** start of SUPPLIED RECORDS **
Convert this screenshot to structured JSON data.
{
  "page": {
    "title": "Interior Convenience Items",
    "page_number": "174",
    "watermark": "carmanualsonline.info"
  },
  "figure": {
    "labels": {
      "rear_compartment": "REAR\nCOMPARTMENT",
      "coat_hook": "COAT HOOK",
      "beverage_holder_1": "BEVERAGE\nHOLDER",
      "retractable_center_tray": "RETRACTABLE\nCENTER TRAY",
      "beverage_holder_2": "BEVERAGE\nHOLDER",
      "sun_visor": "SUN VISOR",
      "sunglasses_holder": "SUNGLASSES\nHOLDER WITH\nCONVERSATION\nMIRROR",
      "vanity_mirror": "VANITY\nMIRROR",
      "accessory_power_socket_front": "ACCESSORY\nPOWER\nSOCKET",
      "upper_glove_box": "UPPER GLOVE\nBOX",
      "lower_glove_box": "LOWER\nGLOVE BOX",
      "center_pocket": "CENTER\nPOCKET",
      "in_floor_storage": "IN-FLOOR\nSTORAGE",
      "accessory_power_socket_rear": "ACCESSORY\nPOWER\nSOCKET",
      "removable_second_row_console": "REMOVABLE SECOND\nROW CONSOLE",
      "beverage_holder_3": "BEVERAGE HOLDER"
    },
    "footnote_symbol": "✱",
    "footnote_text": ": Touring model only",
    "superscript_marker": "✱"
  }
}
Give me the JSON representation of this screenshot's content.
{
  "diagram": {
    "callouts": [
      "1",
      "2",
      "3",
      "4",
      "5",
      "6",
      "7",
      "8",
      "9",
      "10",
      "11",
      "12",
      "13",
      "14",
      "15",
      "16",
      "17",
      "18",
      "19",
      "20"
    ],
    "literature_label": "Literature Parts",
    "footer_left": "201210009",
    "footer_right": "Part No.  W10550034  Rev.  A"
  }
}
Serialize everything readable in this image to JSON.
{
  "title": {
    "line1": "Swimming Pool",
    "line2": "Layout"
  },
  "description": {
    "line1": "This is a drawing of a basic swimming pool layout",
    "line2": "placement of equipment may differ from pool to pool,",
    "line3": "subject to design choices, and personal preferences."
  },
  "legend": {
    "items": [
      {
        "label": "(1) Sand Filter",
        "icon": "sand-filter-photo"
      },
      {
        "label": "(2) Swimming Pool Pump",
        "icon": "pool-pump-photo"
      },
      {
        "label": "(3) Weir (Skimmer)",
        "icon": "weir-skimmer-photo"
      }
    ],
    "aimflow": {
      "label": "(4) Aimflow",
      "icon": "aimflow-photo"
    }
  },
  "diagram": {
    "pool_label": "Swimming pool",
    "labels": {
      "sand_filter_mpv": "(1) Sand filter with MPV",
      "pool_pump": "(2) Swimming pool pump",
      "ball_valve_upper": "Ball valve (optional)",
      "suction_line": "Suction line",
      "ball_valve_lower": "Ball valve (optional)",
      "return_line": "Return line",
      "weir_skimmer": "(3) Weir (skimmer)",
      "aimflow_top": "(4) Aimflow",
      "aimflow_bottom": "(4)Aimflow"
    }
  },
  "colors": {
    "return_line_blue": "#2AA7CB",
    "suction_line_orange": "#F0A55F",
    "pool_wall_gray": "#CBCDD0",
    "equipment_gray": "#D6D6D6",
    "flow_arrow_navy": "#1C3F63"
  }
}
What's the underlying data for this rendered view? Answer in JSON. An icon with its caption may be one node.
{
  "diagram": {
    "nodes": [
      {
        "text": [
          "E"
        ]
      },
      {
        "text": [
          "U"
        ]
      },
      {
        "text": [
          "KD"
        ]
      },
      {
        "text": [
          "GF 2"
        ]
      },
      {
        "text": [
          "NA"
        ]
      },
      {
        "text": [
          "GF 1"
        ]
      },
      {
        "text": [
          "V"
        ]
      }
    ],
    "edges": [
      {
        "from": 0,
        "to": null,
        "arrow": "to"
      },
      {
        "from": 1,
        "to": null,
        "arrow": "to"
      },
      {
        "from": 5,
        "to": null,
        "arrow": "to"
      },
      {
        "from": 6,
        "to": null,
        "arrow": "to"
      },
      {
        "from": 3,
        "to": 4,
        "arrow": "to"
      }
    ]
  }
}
** end of SUPPLIED RECORDS **
PROBLEM REQUIREMENTS:
Transcribe word for word the lines from the one holding "What's the underlying" to the last line of the listing above, inclusive.

EXPECTED OUTPUT:
What's the underlying data for this rendered view? Answer in JSON. An icon with its caption may be one node.
{
  "diagram": {
    "nodes": [
      {
        "text": [
          "E"
        ]
      },
      {
        "text": [
          "U"
        ]
      },
      {
        "text": [
          "KD"
        ]
      },
      {
        "text": [
          "GF 2"
        ]
      },
      {
        "text": [
          "NA"
        ]
      },
      {
        "text": [
          "GF 1"
        ]
      },
      {
        "text": [
          "V"
        ]
      }
    ],
    "edges": [
      {
        "from": 0,
        "to": null,
        "arrow": "to"
      },
      {
        "from": 1,
        "to": null,
        "arrow": "to"
      },
      {
        "from": 5,
        "to": null,
        "arrow": "to"
      },
      {
        "from": 6,
        "to": null,
        "arrow": "to"
      },
      {
        "from": 3,
        "to": 4,
        "arrow": "to"
      }
    ]
  }
}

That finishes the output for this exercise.